## begin

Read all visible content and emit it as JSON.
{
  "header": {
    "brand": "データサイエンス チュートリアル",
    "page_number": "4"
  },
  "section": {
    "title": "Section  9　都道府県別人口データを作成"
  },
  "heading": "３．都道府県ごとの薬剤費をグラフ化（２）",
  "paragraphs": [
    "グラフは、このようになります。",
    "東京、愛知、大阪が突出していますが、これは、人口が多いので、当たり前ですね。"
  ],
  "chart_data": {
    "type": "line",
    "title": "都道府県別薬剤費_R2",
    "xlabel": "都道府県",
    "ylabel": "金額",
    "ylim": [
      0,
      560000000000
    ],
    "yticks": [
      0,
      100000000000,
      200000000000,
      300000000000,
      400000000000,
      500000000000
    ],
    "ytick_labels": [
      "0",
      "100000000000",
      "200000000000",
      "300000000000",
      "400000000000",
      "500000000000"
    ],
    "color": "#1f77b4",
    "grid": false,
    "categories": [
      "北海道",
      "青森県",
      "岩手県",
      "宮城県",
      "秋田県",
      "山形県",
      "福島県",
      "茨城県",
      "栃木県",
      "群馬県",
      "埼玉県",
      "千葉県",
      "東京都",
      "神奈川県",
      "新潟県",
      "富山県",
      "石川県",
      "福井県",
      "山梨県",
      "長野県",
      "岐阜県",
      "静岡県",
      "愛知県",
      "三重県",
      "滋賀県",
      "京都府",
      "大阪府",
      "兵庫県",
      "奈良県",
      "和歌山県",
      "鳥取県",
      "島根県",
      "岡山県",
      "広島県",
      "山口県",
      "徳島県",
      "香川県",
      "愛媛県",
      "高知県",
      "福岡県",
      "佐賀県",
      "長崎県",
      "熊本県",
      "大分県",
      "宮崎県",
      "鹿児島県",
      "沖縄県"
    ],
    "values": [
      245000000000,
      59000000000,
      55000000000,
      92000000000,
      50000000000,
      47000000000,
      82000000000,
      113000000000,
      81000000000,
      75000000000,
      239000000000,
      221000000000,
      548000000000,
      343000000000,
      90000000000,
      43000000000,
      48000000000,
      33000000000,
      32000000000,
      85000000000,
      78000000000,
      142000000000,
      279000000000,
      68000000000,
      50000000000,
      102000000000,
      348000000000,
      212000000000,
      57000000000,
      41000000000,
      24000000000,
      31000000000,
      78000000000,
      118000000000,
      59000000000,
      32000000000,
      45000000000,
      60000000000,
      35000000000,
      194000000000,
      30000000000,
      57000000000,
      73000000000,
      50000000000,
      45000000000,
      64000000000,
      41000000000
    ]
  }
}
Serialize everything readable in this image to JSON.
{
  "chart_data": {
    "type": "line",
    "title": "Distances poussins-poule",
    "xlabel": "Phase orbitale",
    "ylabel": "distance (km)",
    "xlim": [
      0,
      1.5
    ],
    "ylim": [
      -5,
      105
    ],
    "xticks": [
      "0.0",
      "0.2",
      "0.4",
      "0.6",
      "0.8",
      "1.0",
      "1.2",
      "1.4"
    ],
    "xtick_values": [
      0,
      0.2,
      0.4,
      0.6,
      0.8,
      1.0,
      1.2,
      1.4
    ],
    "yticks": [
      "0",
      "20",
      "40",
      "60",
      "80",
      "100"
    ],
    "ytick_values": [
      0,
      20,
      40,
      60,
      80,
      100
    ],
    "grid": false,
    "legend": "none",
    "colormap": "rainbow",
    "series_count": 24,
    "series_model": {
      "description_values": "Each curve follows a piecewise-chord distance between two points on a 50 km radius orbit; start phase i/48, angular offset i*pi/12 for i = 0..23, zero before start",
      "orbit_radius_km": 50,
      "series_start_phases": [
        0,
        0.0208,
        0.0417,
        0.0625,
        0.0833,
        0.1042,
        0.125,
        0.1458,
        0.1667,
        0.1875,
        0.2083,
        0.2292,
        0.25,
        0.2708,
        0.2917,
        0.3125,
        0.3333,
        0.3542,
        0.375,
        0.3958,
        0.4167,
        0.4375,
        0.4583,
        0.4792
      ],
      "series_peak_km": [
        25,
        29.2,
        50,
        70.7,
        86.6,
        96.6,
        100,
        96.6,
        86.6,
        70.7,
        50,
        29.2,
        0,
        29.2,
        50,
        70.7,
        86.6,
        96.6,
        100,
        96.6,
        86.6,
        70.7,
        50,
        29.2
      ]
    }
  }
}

## end

YOUR TASK
Copy the material above verbatim.

OUTPUT
Read all visible content and emit it as JSON.
{
  "header": {
    "brand": "データサイエンス チュートリアル",
    "page_number": "4"
  },
  "section": {
    "title": "Section  9　都道府県別人口データを作成"
  },
  "heading": "３．都道府県ごとの薬剤費をグラフ化（２）",
  "paragraphs": [
    "グラフは、このようになります。",
    "東京、愛知、大阪が突出していますが、これは、人口が多いので、当たり前ですね。"
  ],
  "chart_data": {
    "type": "line",
    "title": "都道府県別薬剤費_R2",
    "xlabel": "都道府県",
    "ylabel": "金額",
    "ylim": [
      0,
      560000000000
    ],
    "yticks": [
      0,
      100000000000,
      200000000000,
      300000000000,
      400000000000,
      500000000000
    ],
    "ytick_labels": [
      "0",
      "100000000000",
      "200000000000",
      "300000000000",
      "400000000000",
      "500000000000"
    ],
    "color": "#1f77b4",
    "grid": false,
    "categories": [
      "北海道",
      "青森県",
      "岩手県",
      "宮城県",
      "秋田県",
      "山形県",
      "福島県",
      "茨城県",
      "栃木県",
      "群馬県",
      "埼玉県",
      "千葉県",
      "東京都",
      "神奈川県",
      "新潟県",
      "富山県",
      "石川県",
      "福井県",
      "山梨県",
      "長野県",
      "岐阜県",
      "静岡県",
      "愛知県",
      "三重県",
      "滋賀県",
      "京都府",
      "大阪府",
      "兵庫県",
      "奈良県",
      "和歌山県",
      "鳥取県",
      "島根県",
      "岡山県",
      "広島県",
      "山口県",
      "徳島県",
      "香川県",
      "愛媛県",
      "高知県",
      "福岡県",
      "佐賀県",
      "長崎県",
      "熊本県",
      "大分県",
      "宮崎県",
      "鹿児島県",
      "沖縄県"
    ],
    "values": [
      245000000000,
      59000000000,
      55000000000,
      92000000000,
      50000000000,
      47000000000,
      82000000000,
      113000000000,
      81000000000,
      75000000000,
      239000000000,
      221000000000,
      548000000000,
      343000000000,
      90000000000,
      43000000000,
      48000000000,
      33000000000,
      32000000000,
      85000000000,
      78000000000,
      142000000000,
      279000000000,
      68000000000,
      50000000000,
      102000000000,
      348000000000,
      212000000000,
      57000000000,
      41000000000,
      24000000000,
      31000000000,
      78000000000,
      118000000000,
      59000000000,
      32000000000,
      45000000000,
      60000000000,
      35000000000,
      194000000000,
      30000000000,
      57000000000,
      73000000000,
      50000000000,
      45000000000,
      64000000000,
      41000000000
    ]
  }
}
Serialize everything readable in this image to JSON.
{
  "chart_data": {
    "type": "line",
    "title": "Distances poussins-poule",
    "xlabel": "Phase orbitale",
    "ylabel": "distance (km)",
    "xlim": [
      0,
      1.5
    ],
    "ylim": [
      -5,
      105
    ],
    "xticks": [
      "0.0",
      "0.2",
      "0.4",
      "0.6",
      "0.8",
      "1.0",
      "1.2",
      "1.4"
    ],
    "xtick_values": [
      0,
      0.2,
      0.4,
      0.6,
      0.8,
      1.0,
      1.2,
      1.4
    ],
    "yticks": [
      "0",
      "20",
      "40",
      "60",
      "80",
      "100"
    ],
    "ytick_values": [
      0,
      20,
      40,
      60,
      80,
      100
    ],
    "grid": false,
    "legend": "none",
    "colormap": "rainbow",
    "series_count": 24,
    "series_model": {
      "description_values": "Each curve follows a piecewise-chord distance between two points on a 50 km radius orbit; start phase i/48, angular offset i*pi/12 for i = 0..23, zero before start",
      "orbit_radius_km": 50,
      "series_start_phases": [
        0,
        0.0208,
        0.0417,
        0.0625,
        0.0833,
        0.1042,
        0.125,
        0.1458,
        0.1667,
        0.1875,
        0.2083,
        0.2292,
        0.25,
        0.2708,
        0.2917,
        0.3125,
        0.3333,
        0.3542,
        0.375,
        0.3958,
        0.4167,
        0.4375,
        0.4583,
        0.4792
      ],
      "series_peak_km": [
        25,
        29.2,
        50,
        70.7,
        86.6,
        96.6,
        100,
        96.6,
        86.6,
        70.7,
        50,
        29.2,
        0,
        29.2,
        50,
        70.7,
        86.6,
        96.6,
        100,
        96.6,
        86.6,
        70.7,
        50,
        29.2
      ]
    }
  }
}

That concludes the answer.